MATERIAL FOR THIS EXERCISE:
--- Start ---

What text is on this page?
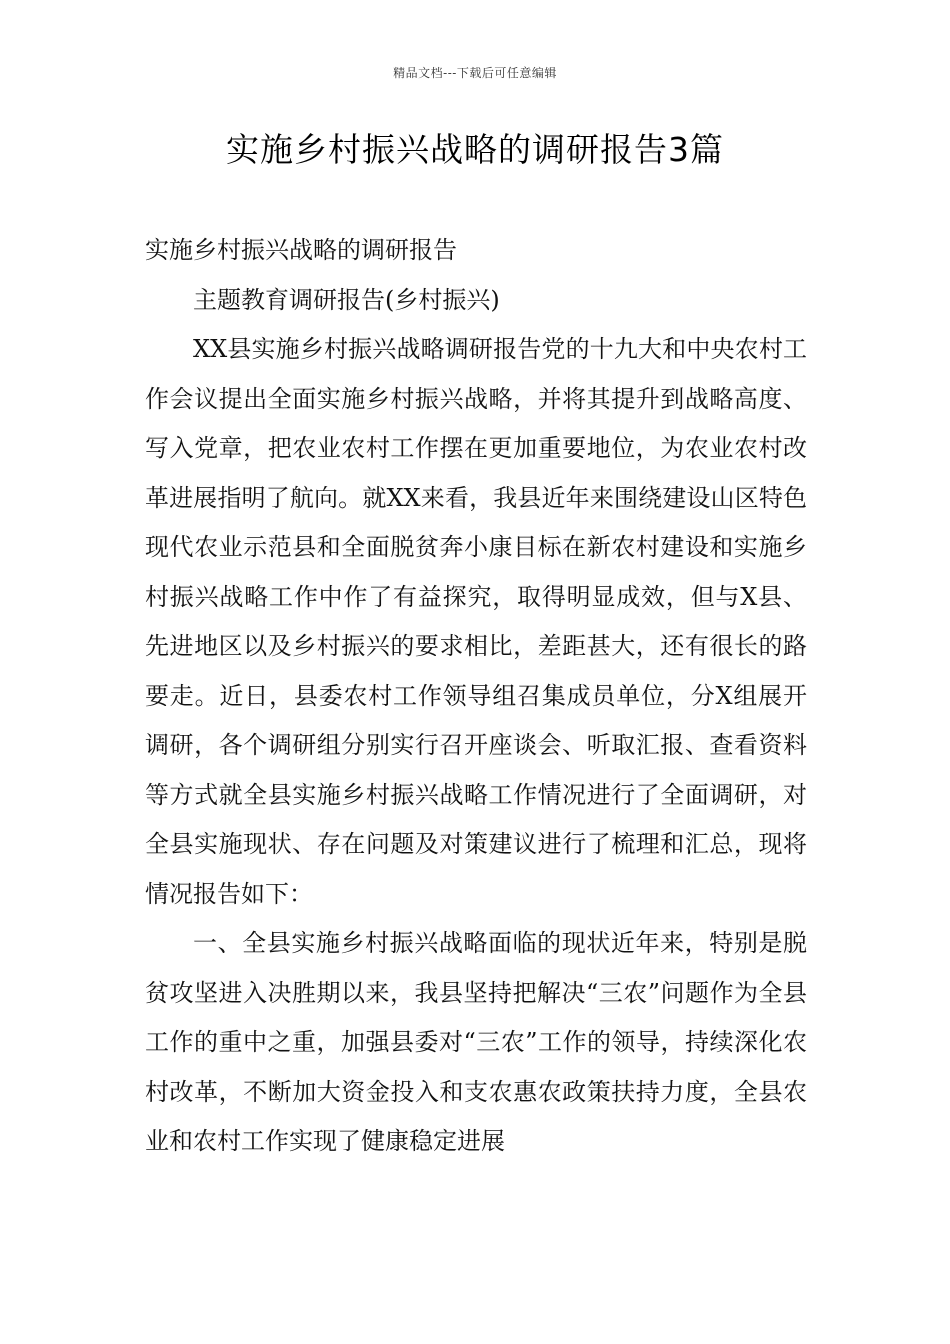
精品文档---下载后可任意编辑
实施乡村振兴战略的调研报告3篇

实施乡村振兴战略的调研报告

主题教育调研报告(乡村振兴)

XX县实施乡村振兴战略调研报告党的十九大和中央农村工作会议提出全面实施乡村振兴战略，并将其提升到战略高度、写入党章，把农业农村工作摆在更加重要地位，为农业农村改革进展指明了航向。就XX来看，我县近年来围绕建设山区特色现代农业示范县和全面脱贫奔小康目标在新农村建设和实施乡村振兴战略工作中作了有益探究，取得明显成效，但与X县、先进地区以及乡村振兴的要求相比，差距甚大，还有很长的路要走。近日，县委农村工作领导组召集成员单位，分X组展开调研，各个调研组分别实行召开座谈会、听取汇报、查看资料等方式就全县实施乡村振兴战略工作情况进行了全面调研，对全县实施现状、存在问题及对策建议进行了梳理和汇总，现将情况报告如下：

一、全县实施乡村振兴战略面临的现状近年来，特别是脱贫攻坚进入决胜期以来，我县坚持把解决“三农”问题作为全县工作的重中之重，加强县委对“三农”工作的领导，持续深化农村改革，不断加大资金投入和支农惠农政策扶持力度，全县农业和农村工作实现了健康稳定进展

--- End ---

GOAL:
Leave out the pictures and retype every line above exactly.

FINAL ANSWER:
What text is on this page?
精品文档---下载后可任意编辑
实施乡村振兴战略的调研报告3篇

实施乡村振兴战略的调研报告

主题教育调研报告(乡村振兴)

XX县实施乡村振兴战略调研报告党的十九大和中央农村工作会议提出全面实施乡村振兴战略，并将其提升到战略高度、写入党章，把农业农村工作摆在更加重要地位，为农业农村改革进展指明了航向。就XX来看，我县近年来围绕建设山区特色现代农业示范县和全面脱贫奔小康目标在新农村建设和实施乡村振兴战略工作中作了有益探究，取得明显成效，但与X县、先进地区以及乡村振兴的要求相比，差距甚大，还有很长的路要走。近日，县委农村工作领导组召集成员单位，分X组展开调研，各个调研组分别实行召开座谈会、听取汇报、查看资料等方式就全县实施乡村振兴战略工作情况进行了全面调研，对全县实施现状、存在问题及对策建议进行了梳理和汇总，现将情况报告如下：

一、全县实施乡村振兴战略面临的现状近年来，特别是脱贫攻坚进入决胜期以来，我县坚持把解决“三农”问题作为全县工作的重中之重，加强县委对“三农”工作的领导，持续深化农村改革，不断加大资金投入和支农惠农政策扶持力度，全县农业和农村工作实现了健康稳定进展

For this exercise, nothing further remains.